DIRECTION ▸ Copy every line from the material below that holds "Since".

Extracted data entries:
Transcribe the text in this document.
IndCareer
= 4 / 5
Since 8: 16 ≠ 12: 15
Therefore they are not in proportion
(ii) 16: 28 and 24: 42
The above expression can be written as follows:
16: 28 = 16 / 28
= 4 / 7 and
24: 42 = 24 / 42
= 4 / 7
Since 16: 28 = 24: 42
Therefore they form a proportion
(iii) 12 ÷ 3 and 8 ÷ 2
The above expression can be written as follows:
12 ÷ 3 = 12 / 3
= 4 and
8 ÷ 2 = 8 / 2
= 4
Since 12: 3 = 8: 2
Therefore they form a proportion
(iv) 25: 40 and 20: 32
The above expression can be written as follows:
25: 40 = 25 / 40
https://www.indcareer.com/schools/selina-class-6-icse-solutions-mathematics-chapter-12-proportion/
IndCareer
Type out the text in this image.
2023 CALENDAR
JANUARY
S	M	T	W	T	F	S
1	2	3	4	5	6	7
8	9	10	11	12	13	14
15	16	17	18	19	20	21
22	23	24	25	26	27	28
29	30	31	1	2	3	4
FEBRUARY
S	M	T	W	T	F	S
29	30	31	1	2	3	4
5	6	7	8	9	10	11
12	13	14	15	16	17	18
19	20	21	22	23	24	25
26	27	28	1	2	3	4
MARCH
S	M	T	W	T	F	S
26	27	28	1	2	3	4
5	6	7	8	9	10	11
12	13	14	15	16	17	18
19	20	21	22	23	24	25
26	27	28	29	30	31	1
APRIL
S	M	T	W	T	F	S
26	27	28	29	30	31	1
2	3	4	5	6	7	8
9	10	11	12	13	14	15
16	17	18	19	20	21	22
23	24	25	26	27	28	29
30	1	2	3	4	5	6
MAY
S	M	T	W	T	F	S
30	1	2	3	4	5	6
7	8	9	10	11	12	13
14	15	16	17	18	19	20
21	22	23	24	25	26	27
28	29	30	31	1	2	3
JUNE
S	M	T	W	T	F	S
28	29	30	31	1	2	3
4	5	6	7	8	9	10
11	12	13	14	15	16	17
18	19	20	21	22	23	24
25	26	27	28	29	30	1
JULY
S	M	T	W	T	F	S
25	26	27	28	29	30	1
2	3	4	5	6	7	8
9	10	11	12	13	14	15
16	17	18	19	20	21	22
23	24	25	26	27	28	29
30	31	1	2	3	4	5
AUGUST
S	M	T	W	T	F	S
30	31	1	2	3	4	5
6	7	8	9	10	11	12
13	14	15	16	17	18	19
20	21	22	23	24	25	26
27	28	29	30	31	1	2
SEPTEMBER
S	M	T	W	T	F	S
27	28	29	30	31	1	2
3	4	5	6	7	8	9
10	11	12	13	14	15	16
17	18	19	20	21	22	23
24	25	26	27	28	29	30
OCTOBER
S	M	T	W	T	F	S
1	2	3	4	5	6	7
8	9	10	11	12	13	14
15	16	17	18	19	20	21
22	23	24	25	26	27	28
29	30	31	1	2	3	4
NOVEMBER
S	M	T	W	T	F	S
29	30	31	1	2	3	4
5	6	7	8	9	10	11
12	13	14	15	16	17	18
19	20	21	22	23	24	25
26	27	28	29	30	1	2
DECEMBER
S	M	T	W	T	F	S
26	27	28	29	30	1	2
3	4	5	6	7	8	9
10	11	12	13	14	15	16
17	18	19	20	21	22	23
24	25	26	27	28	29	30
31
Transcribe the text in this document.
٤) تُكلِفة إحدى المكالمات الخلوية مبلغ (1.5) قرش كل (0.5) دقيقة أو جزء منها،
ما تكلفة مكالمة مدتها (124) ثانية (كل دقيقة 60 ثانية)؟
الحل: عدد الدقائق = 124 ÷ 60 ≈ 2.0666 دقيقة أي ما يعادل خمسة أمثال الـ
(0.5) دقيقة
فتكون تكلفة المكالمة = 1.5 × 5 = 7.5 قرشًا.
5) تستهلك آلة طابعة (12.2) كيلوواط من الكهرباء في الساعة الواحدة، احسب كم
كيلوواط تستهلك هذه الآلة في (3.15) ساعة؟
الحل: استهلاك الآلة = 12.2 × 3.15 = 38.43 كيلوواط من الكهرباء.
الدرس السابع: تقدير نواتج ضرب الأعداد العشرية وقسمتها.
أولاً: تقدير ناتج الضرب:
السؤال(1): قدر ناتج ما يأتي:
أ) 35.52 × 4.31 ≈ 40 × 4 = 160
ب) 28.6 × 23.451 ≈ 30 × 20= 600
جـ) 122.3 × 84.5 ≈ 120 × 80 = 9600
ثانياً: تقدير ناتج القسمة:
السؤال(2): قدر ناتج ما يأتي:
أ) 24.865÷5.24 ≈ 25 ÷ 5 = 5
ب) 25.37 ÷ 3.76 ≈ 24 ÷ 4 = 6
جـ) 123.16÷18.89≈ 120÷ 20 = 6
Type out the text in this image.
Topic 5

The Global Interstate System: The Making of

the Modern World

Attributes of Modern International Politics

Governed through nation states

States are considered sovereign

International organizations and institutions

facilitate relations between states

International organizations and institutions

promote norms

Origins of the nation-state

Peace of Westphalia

WRITTEN ANSWER ▸
Since 8: 16 ≠ 12: 15
Since 16: 28 = 24: 42
Since 12: 3 = 8: 2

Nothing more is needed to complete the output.